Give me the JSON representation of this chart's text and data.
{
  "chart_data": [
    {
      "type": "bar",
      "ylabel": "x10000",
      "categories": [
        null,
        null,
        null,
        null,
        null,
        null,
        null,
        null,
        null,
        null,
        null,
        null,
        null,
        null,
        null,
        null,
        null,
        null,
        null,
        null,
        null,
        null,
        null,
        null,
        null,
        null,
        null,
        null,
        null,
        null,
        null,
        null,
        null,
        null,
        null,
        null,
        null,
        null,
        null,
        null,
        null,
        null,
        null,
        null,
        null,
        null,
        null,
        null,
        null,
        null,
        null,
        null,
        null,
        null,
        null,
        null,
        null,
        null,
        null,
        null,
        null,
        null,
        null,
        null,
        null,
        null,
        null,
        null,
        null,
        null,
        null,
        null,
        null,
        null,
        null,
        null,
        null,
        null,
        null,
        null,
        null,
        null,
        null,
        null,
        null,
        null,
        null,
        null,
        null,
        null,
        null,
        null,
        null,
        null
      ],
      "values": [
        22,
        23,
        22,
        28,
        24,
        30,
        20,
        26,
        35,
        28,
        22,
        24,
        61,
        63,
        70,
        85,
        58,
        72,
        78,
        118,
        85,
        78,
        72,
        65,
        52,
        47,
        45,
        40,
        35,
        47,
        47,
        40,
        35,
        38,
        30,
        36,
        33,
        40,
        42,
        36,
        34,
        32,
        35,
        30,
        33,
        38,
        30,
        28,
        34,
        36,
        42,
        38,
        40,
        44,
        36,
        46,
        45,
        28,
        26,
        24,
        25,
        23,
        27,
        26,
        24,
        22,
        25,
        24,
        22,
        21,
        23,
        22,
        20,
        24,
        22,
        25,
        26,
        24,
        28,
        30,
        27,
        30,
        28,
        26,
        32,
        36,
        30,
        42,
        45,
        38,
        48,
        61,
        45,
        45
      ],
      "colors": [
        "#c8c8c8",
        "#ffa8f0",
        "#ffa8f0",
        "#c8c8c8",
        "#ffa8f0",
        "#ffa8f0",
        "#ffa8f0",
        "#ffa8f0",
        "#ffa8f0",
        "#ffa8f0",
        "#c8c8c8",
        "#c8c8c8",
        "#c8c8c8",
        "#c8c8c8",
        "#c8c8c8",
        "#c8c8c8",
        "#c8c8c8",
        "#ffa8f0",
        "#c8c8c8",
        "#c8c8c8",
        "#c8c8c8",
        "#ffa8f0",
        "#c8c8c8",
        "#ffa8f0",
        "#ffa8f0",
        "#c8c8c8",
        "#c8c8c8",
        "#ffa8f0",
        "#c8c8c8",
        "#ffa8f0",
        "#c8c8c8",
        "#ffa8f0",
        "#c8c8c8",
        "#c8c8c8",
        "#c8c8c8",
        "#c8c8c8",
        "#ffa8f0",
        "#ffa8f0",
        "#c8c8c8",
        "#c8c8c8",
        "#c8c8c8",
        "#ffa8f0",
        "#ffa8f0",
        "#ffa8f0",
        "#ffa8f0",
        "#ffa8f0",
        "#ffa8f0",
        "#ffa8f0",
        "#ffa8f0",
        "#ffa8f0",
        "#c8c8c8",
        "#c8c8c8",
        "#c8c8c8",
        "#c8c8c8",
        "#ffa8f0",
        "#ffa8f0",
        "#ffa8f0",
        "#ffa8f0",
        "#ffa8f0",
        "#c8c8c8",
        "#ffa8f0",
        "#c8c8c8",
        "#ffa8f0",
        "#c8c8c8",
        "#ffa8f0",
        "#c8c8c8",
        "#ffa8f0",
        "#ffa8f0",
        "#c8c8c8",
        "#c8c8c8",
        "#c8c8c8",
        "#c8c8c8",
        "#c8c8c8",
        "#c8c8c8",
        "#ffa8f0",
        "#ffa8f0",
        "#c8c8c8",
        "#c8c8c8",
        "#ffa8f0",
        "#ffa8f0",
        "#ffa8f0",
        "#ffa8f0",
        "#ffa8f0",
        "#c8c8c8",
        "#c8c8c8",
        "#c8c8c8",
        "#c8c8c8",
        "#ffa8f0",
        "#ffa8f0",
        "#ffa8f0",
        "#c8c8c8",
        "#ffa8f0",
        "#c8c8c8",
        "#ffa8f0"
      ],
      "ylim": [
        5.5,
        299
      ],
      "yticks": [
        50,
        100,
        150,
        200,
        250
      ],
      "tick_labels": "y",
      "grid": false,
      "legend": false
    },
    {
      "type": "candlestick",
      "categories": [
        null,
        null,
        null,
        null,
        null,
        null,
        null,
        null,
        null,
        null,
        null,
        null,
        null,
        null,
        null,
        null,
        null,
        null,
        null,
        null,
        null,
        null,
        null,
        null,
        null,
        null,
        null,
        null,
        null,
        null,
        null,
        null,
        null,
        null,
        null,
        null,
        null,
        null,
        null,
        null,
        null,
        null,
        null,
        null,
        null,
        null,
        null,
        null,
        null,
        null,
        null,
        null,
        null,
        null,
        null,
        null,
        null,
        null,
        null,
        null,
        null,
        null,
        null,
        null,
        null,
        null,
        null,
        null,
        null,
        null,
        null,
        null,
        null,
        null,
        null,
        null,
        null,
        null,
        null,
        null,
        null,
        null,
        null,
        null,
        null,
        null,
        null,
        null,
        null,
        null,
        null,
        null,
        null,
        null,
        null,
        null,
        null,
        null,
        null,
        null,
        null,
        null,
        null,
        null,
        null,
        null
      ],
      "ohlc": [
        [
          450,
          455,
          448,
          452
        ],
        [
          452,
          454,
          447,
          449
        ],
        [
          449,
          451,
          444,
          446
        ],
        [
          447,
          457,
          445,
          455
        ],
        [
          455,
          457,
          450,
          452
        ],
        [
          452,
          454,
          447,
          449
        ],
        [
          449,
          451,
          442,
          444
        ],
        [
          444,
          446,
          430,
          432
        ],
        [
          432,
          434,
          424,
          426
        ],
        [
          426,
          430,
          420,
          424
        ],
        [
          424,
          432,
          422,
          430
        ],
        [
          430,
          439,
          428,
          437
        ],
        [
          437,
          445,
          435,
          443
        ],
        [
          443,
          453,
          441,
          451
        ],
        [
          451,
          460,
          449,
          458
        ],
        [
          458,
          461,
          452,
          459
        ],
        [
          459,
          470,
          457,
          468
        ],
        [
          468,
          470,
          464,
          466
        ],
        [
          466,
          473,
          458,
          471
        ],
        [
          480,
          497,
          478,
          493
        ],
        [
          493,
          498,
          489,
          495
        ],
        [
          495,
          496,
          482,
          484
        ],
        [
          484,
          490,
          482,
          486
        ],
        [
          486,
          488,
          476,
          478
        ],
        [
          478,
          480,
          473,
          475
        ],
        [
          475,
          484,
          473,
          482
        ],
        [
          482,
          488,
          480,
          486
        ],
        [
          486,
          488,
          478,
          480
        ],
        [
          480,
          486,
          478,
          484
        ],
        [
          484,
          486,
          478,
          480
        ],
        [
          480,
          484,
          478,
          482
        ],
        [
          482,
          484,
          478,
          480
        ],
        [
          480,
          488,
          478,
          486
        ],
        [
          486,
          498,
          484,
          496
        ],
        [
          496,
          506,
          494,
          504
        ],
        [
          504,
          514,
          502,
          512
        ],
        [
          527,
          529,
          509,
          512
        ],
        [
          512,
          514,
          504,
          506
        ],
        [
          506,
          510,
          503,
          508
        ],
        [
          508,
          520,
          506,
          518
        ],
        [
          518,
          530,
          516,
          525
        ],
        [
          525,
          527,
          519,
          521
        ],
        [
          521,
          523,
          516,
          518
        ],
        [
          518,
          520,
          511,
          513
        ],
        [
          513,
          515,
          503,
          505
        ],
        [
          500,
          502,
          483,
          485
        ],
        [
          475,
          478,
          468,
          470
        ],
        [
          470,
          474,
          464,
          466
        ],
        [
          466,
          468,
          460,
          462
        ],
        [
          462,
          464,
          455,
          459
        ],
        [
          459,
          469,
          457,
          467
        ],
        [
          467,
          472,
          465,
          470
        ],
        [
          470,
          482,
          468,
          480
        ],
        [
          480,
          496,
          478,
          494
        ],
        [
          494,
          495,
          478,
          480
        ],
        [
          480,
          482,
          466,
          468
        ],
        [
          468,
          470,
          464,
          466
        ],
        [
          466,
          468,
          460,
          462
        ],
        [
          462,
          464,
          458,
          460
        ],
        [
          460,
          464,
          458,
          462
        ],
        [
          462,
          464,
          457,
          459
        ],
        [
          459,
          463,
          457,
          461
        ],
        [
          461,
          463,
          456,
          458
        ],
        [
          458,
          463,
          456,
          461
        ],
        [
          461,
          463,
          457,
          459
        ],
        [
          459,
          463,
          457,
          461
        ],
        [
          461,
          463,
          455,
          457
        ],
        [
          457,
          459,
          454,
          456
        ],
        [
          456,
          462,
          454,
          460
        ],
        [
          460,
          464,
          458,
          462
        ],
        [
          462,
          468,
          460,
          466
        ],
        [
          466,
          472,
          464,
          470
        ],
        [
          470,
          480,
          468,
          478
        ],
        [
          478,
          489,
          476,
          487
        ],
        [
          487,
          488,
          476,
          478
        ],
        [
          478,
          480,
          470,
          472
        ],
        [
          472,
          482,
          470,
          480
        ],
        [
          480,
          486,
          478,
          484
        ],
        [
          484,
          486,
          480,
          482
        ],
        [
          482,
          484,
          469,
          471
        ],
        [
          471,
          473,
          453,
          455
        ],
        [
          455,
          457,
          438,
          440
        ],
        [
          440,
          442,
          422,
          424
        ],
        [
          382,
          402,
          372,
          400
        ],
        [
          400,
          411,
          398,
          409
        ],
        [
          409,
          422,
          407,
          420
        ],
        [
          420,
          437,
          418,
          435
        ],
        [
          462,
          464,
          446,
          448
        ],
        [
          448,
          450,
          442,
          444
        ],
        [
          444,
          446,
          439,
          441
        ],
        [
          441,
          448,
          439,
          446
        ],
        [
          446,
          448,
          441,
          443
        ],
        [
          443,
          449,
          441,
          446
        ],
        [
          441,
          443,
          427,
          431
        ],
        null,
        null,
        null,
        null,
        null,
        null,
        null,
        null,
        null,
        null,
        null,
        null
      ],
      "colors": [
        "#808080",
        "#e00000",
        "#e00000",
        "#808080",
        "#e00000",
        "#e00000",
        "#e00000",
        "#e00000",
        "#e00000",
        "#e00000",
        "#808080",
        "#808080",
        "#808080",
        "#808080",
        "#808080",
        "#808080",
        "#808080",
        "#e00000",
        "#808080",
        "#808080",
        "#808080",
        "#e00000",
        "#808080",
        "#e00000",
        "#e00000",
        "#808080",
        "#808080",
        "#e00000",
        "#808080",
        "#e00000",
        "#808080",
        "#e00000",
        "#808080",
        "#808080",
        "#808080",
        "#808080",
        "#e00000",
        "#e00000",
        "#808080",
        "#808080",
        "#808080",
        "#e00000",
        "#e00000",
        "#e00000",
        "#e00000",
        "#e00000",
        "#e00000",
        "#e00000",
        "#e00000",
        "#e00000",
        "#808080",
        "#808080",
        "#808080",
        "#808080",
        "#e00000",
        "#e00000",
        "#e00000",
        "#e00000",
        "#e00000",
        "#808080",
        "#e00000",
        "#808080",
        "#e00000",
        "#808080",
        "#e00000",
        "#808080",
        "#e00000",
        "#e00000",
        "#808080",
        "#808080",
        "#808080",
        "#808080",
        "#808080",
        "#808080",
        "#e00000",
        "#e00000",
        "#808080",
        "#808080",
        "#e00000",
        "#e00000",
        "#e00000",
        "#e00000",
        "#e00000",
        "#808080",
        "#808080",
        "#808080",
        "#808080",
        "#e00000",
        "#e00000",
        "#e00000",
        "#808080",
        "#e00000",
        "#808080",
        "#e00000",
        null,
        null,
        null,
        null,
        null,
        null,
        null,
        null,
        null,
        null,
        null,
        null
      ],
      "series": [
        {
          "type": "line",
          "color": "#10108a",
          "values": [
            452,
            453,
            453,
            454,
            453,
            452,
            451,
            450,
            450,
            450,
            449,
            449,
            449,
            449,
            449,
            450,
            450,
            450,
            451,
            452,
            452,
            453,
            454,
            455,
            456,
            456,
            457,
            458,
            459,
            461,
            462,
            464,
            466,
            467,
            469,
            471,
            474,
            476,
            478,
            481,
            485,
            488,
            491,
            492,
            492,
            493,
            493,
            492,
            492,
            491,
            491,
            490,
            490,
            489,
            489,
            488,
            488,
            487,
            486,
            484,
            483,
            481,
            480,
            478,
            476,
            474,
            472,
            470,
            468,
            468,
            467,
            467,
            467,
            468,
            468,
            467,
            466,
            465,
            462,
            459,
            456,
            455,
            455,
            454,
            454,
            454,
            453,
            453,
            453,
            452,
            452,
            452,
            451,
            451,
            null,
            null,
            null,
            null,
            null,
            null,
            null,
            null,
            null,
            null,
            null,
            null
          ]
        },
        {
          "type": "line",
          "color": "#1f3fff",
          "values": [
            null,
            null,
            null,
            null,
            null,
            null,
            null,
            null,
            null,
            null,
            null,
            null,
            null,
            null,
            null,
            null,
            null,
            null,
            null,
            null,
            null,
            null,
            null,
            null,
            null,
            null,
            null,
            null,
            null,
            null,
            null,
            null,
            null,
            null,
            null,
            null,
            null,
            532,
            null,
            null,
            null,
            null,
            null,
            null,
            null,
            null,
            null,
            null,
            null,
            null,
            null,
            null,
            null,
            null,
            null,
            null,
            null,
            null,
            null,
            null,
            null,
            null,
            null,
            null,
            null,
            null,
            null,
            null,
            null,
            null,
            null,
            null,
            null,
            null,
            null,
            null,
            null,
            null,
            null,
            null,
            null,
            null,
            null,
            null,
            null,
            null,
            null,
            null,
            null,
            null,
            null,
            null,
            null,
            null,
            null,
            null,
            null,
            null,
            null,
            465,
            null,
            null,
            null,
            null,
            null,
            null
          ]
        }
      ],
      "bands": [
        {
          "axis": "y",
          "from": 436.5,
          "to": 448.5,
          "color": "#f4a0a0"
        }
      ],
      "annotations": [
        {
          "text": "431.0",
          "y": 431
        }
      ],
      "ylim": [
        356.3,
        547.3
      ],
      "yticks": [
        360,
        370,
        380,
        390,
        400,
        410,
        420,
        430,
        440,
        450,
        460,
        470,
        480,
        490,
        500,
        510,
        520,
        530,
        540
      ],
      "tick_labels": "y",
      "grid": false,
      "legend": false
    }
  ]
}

■ Written instruction ■
Show the lines from the data above that contain the string "text".

■ Worked answer ■
Give me the JSON representation of this chart's text and data.
          "text": "431.0",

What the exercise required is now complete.